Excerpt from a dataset
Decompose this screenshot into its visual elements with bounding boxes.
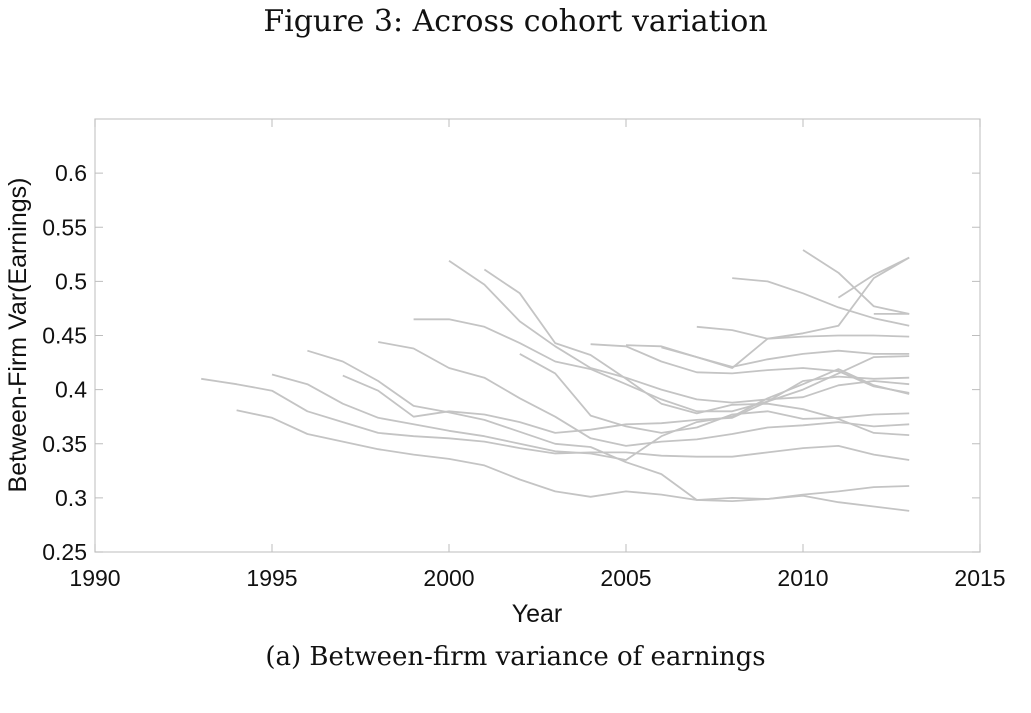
y-tick-label: 0.5: [55, 268, 87, 294]
y-tick-label: 0.6: [55, 160, 87, 186]
x-tick-label: 2010: [777, 565, 828, 591]
series-line-3: [271, 368, 910, 461]
x-axis-ticks: 1990 1995 2000 2005 2010 2015: [69, 119, 1006, 591]
y-axis-label: Between-Firm Var(Earnings): [4, 178, 32, 493]
x-tick-label: 2015: [954, 565, 1005, 591]
x-tick-label: 2005: [600, 565, 651, 591]
series-line-1: [201, 377, 910, 461]
series-line-11: [590, 343, 910, 394]
series-line-5: [342, 374, 910, 434]
series-line-14: [696, 256, 910, 340]
series-line-10: [519, 353, 910, 434]
series-line-17: [837, 256, 910, 299]
x-tick-label: 2000: [423, 565, 474, 591]
series-line-4: [307, 349, 910, 503]
x-tick-label: 1990: [69, 565, 120, 591]
series-lines: [201, 249, 910, 512]
series-line-6: [378, 341, 910, 447]
x-tick-label: 1995: [246, 565, 297, 591]
y-tick-label: 0.45: [42, 323, 87, 349]
y-tick-label: 0.55: [42, 214, 87, 240]
series-line-2: [236, 409, 910, 512]
y-tick-label: 0.4: [55, 377, 87, 403]
y-tick-label: 0.35: [42, 431, 87, 457]
x-axis-label: Year: [512, 600, 563, 628]
series-line-8: [448, 260, 910, 404]
series-line-15: [732, 277, 910, 327]
y-axis-ticks: 0.25 0.3 0.35 0.4 0.45 0.5 0.55 0.6: [42, 160, 980, 565]
series-line-13: [661, 346, 910, 368]
figure-title: Figure 3: Across cohort variation: [263, 4, 768, 39]
y-tick-label: 0.3: [55, 485, 87, 511]
series-line-16: [802, 249, 910, 315]
figure-caption: (a) Between-firm variance of earnings: [265, 642, 766, 672]
series-line-9: [483, 268, 910, 436]
series-line-7: [413, 318, 910, 413]
y-tick-label: 0.25: [42, 539, 87, 565]
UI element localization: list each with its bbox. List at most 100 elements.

*WHAT TO PRODUCE*: Update the data above by replacing "Year" with "Calendar Year", keeping everything else unchanged. Omit the pictures from your answer.

*RESULT BELOW*:
Decompose this screenshot into its visual elements with bounding boxes.
y-tick-label: 0.5: [55, 268, 87, 294]
y-tick-label: 0.6: [55, 160, 87, 186]
x-tick-label: 2010: [777, 565, 828, 591]
series-line-3: [271, 368, 910, 461]
x-axis-ticks: 1990 1995 2000 2005 2010 2015: [69, 119, 1006, 591]
y-axis-label: Between-Firm Var(Earnings): [4, 178, 32, 493]
x-tick-label: 2015: [954, 565, 1005, 591]
x-tick-label: 2005: [600, 565, 651, 591]
series-line-1: [201, 377, 910, 461]
series-line-11: [590, 343, 910, 394]
series-line-5: [342, 374, 910, 434]
series-line-14: [696, 256, 910, 340]
series-line-10: [519, 353, 910, 434]
series-line-17: [837, 256, 910, 299]
x-tick-label: 2000: [423, 565, 474, 591]
series-line-4: [307, 349, 910, 503]
x-tick-label: 1990: [69, 565, 120, 591]
series-lines: [201, 249, 910, 512]
series-line-6: [378, 341, 910, 447]
x-tick-label: 1995: [246, 565, 297, 591]
y-tick-label: 0.45: [42, 323, 87, 349]
y-tick-label: 0.55: [42, 214, 87, 240]
series-line-2: [236, 409, 910, 512]
y-tick-label: 0.4: [55, 377, 87, 403]
y-tick-label: 0.35: [42, 431, 87, 457]
x-axis-label: Calendar Year: [512, 600, 563, 628]
series-line-8: [448, 260, 910, 404]
series-line-15: [732, 277, 910, 327]
y-axis-ticks: 0.25 0.3 0.35 0.4 0.45 0.5 0.55 0.6: [42, 160, 980, 565]
series-line-13: [661, 346, 910, 368]
figure-title: Figure 3: Across cohort variation: [263, 4, 768, 39]
y-tick-label: 0.3: [55, 485, 87, 511]
series-line-16: [802, 249, 910, 315]
figure-caption: (a) Between-firm variance of earnings: [265, 642, 766, 672]
series-line-9: [483, 268, 910, 436]
series-line-7: [413, 318, 910, 413]
y-tick-label: 0.25: [42, 539, 87, 565]
UI element localization: list each with its bbox. List at most 100 elements.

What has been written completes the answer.